* _STATED EXERCISE_: The records below are split into lines. How many of those lines contain the string "견적제출"? Reply with the number only.
━━━━━━━━━━
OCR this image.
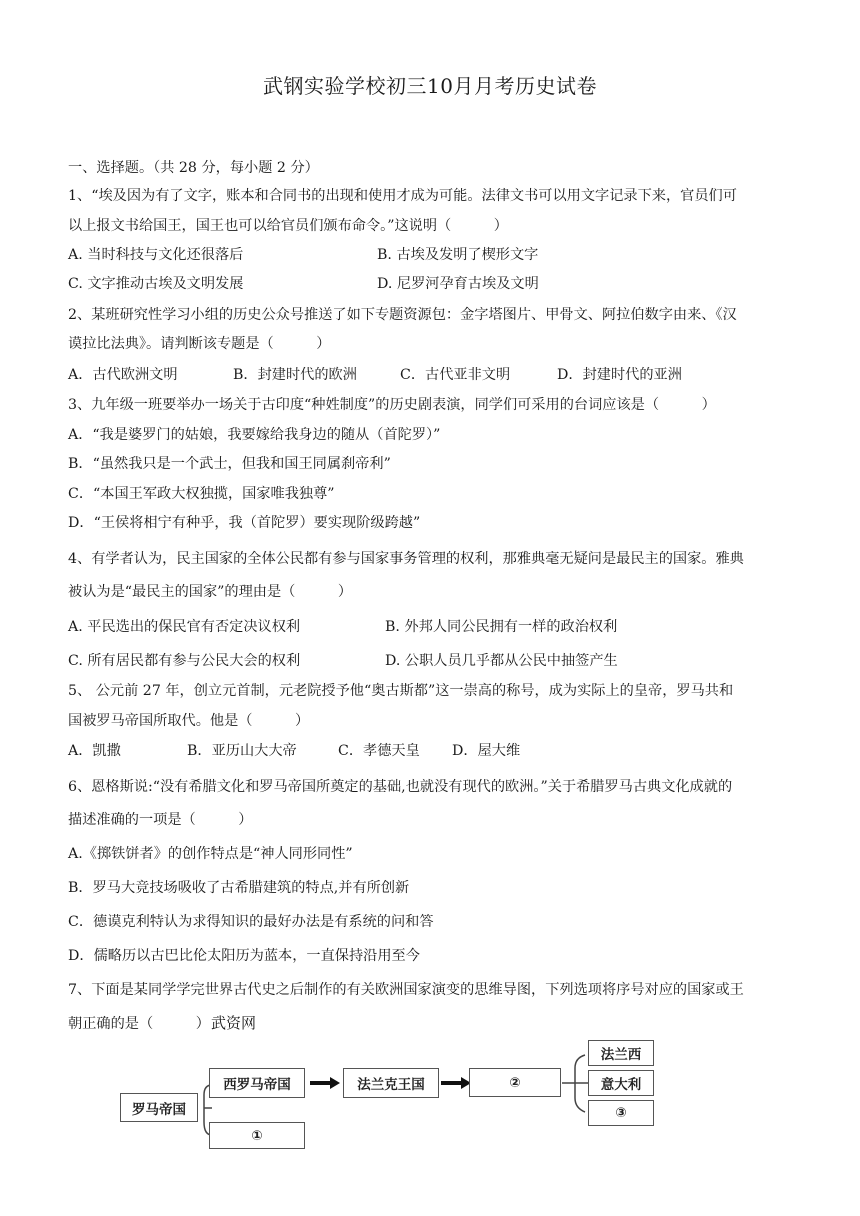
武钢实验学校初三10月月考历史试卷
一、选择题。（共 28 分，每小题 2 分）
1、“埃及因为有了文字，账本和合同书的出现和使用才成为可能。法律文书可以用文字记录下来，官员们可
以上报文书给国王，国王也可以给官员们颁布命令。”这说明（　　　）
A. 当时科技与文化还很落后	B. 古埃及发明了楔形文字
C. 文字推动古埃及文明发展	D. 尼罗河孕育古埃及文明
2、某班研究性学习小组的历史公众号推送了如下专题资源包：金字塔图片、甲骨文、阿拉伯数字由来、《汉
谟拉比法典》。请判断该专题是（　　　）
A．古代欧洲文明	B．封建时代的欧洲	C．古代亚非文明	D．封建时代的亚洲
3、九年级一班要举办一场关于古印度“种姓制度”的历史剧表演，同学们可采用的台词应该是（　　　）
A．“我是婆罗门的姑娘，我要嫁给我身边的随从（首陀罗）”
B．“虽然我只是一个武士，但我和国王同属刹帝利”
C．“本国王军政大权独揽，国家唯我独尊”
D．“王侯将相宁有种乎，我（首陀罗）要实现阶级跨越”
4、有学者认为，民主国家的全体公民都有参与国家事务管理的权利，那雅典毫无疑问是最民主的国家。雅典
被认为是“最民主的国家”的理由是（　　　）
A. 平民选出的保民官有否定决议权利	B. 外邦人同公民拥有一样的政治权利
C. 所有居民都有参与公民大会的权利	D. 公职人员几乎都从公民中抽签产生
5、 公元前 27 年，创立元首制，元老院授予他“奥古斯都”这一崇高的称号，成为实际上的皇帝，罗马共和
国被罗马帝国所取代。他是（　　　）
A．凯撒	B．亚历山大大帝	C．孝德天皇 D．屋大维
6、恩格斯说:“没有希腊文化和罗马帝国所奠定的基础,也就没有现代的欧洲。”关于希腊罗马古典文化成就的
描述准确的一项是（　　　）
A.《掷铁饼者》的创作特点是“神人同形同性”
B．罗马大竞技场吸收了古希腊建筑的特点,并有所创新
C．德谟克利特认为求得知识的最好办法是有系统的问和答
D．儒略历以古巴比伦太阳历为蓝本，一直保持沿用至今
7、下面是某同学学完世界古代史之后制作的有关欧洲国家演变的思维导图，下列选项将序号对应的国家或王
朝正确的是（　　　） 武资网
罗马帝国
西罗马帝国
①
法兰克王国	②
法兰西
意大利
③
━━━━━━━━━━
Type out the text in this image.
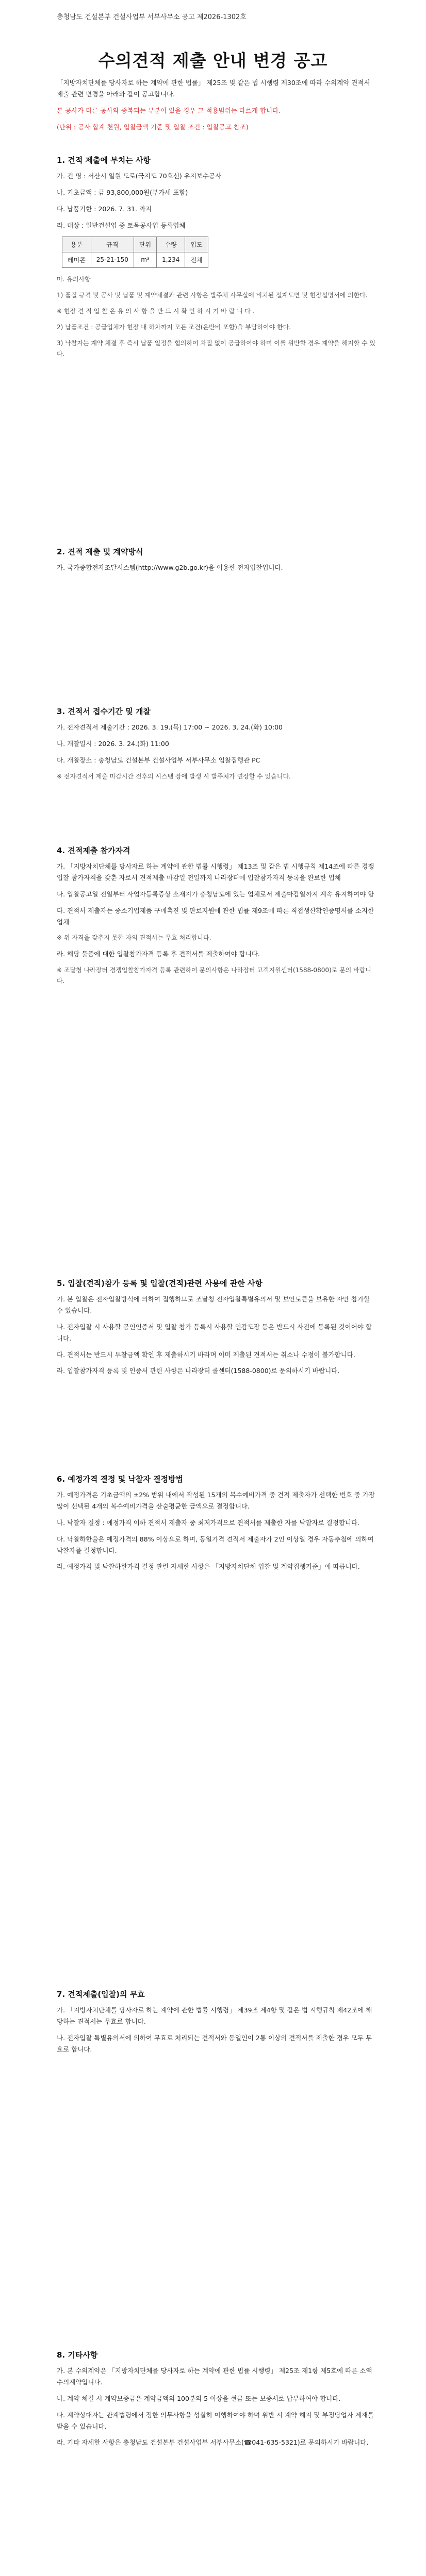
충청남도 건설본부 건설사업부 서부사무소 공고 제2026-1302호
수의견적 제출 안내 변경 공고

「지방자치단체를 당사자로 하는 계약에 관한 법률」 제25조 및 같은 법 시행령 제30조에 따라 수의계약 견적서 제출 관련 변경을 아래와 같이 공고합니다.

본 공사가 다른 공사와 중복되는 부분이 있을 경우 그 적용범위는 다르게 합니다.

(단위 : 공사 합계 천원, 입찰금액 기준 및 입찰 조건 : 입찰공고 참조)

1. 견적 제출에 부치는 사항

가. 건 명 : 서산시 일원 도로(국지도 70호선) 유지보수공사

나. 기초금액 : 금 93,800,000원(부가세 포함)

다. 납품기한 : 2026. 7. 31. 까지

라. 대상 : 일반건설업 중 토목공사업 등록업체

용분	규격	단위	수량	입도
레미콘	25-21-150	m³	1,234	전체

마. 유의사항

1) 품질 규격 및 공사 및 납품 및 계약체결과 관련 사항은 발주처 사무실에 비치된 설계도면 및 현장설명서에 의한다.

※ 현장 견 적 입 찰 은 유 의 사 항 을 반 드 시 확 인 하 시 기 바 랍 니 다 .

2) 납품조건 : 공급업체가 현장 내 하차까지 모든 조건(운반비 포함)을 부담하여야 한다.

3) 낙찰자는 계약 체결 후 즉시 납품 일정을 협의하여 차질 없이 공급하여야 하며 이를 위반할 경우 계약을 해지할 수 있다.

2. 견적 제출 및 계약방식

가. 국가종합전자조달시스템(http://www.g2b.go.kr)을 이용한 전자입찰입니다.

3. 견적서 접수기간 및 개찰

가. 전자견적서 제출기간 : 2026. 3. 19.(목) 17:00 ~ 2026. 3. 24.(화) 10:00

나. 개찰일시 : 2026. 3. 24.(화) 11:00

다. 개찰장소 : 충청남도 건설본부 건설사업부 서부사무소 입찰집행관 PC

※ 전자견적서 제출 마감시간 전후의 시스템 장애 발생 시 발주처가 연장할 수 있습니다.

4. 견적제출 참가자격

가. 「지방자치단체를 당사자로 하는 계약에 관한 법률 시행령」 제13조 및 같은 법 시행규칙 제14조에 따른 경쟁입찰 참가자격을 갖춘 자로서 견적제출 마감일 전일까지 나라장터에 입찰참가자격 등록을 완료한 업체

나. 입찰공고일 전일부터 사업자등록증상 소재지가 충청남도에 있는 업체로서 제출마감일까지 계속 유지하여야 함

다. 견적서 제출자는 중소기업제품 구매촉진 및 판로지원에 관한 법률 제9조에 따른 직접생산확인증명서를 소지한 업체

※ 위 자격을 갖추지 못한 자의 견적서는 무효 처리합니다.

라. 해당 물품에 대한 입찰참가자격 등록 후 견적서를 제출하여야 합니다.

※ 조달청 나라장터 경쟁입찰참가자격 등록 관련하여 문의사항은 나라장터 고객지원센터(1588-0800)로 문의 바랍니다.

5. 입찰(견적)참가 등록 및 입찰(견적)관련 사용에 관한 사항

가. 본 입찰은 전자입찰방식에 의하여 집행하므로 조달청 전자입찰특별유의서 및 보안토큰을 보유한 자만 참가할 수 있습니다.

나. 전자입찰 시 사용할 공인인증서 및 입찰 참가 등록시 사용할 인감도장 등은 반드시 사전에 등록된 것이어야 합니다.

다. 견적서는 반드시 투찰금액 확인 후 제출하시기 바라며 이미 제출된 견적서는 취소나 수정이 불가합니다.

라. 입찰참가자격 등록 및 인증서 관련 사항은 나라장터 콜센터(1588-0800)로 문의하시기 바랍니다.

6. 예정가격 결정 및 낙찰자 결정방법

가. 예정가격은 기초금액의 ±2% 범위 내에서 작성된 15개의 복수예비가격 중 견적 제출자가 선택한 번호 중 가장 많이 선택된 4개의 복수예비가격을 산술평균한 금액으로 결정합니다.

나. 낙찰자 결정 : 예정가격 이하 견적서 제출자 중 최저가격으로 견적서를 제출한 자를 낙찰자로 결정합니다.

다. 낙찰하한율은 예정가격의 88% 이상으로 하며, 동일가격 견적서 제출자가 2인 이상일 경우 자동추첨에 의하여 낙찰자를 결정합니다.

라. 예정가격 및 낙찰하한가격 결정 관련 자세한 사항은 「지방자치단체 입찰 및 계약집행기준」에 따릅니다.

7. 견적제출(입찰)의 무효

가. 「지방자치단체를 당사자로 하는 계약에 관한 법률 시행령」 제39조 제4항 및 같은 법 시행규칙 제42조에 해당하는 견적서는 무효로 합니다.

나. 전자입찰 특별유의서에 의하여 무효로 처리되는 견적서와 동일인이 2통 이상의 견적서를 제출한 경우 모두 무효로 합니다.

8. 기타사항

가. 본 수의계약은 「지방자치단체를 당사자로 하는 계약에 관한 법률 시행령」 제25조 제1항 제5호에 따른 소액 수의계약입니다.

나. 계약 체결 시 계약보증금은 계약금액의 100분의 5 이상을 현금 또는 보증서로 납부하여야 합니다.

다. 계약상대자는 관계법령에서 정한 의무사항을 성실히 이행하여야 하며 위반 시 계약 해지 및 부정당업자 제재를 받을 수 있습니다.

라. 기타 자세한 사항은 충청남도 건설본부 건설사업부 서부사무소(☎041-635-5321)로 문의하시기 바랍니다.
━━━━━━━━━━
* _RESPONSE TO THIS TASK_: 3